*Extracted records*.
-- -- --
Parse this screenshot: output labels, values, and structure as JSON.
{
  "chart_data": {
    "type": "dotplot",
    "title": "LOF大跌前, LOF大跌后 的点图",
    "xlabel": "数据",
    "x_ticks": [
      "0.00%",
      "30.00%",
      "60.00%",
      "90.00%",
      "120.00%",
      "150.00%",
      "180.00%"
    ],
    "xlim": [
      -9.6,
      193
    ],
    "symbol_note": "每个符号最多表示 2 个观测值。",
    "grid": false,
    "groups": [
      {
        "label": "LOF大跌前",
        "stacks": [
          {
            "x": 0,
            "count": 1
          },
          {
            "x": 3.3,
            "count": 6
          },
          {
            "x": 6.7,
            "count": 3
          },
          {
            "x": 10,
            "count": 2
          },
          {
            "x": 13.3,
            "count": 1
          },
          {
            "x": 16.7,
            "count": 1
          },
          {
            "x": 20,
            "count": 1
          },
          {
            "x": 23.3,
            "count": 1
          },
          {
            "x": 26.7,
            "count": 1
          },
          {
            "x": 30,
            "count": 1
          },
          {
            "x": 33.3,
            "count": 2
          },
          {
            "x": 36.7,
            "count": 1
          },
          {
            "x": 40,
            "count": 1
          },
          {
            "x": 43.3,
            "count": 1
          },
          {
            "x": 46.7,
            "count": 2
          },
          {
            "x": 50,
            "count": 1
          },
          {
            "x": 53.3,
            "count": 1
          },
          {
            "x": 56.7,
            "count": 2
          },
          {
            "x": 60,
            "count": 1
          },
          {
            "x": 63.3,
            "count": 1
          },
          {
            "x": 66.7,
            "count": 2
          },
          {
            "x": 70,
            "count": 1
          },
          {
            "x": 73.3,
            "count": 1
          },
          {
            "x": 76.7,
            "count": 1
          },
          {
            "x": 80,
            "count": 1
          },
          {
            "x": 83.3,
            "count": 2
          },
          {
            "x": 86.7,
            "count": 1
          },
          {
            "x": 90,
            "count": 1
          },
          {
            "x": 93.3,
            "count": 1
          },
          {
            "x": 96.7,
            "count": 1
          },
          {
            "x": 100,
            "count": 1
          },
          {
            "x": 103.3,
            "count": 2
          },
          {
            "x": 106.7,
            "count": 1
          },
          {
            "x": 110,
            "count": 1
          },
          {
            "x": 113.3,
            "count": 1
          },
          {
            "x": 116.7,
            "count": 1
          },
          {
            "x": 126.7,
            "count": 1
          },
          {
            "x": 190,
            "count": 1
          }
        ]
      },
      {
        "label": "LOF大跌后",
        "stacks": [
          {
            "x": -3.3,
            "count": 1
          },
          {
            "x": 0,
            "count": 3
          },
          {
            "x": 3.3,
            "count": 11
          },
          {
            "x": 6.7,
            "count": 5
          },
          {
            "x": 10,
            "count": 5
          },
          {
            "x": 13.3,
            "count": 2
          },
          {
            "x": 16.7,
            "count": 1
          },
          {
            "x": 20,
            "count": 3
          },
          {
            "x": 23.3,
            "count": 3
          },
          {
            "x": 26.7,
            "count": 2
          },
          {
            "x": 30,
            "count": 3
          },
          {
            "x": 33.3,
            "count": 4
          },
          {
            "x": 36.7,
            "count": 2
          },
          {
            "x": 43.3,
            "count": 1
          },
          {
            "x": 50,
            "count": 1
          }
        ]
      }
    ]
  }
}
-- -- --
*What to work on*. Write out every record, exactly as written.

*Exercise response*.
Parse this screenshot: output labels, values, and structure as JSON.
{
  "chart_data": {
    "type": "dotplot",
    "title": "LOF大跌前, LOF大跌后 的点图",
    "xlabel": "数据",
    "x_ticks": [
      "0.00%",
      "30.00%",
      "60.00%",
      "90.00%",
      "120.00%",
      "150.00%",
      "180.00%"
    ],
    "xlim": [
      -9.6,
      193
    ],
    "symbol_note": "每个符号最多表示 2 个观测值。",
    "grid": false,
    "groups": [
      {
        "label": "LOF大跌前",
        "stacks": [
          {
            "x": 0,
            "count": 1
          },
          {
            "x": 3.3,
            "count": 6
          },
          {
            "x": 6.7,
            "count": 3
          },
          {
            "x": 10,
            "count": 2
          },
          {
            "x": 13.3,
            "count": 1
          },
          {
            "x": 16.7,
            "count": 1
          },
          {
            "x": 20,
            "count": 1
          },
          {
            "x": 23.3,
            "count": 1
          },
          {
            "x": 26.7,
            "count": 1
          },
          {
            "x": 30,
            "count": 1
          },
          {
            "x": 33.3,
            "count": 2
          },
          {
            "x": 36.7,
            "count": 1
          },
          {
            "x": 40,
            "count": 1
          },
          {
            "x": 43.3,
            "count": 1
          },
          {
            "x": 46.7,
            "count": 2
          },
          {
            "x": 50,
            "count": 1
          },
          {
            "x": 53.3,
            "count": 1
          },
          {
            "x": 56.7,
            "count": 2
          },
          {
            "x": 60,
            "count": 1
          },
          {
            "x": 63.3,
            "count": 1
          },
          {
            "x": 66.7,
            "count": 2
          },
          {
            "x": 70,
            "count": 1
          },
          {
            "x": 73.3,
            "count": 1
          },
          {
            "x": 76.7,
            "count": 1
          },
          {
            "x": 80,
            "count": 1
          },
          {
            "x": 83.3,
            "count": 2
          },
          {
            "x": 86.7,
            "count": 1
          },
          {
            "x": 90,
            "count": 1
          },
          {
            "x": 93.3,
            "count": 1
          },
          {
            "x": 96.7,
            "count": 1
          },
          {
            "x": 100,
            "count": 1
          },
          {
            "x": 103.3,
            "count": 2
          },
          {
            "x": 106.7,
            "count": 1
          },
          {
            "x": 110,
            "count": 1
          },
          {
            "x": 113.3,
            "count": 1
          },
          {
            "x": 116.7,
            "count": 1
          },
          {
            "x": 126.7,
            "count": 1
          },
          {
            "x": 190,
            "count": 1
          }
        ]
      },
      {
        "label": "LOF大跌后",
        "stacks": [
          {
            "x": -3.3,
            "count": 1
          },
          {
            "x": 0,
            "count": 3
          },
          {
            "x": 3.3,
            "count": 11
          },
          {
            "x": 6.7,
            "count": 5
          },
          {
            "x": 10,
            "count": 5
          },
          {
            "x": 13.3,
            "count": 2
          },
          {
            "x": 16.7,
            "count": 1
          },
          {
            "x": 20,
            "count": 3
          },
          {
            "x": 23.3,
            "count": 3
          },
          {
            "x": 26.7,
            "count": 2
          },
          {
            "x": 30,
            "count": 3
          },
          {
            "x": 33.3,
            "count": 4
          },
          {
            "x": 36.7,
            "count": 2
          },
          {
            "x": 43.3,
            "count": 1
          },
          {
            "x": 50,
            "count": 1
          }
        ]
      }
    ]
  }
}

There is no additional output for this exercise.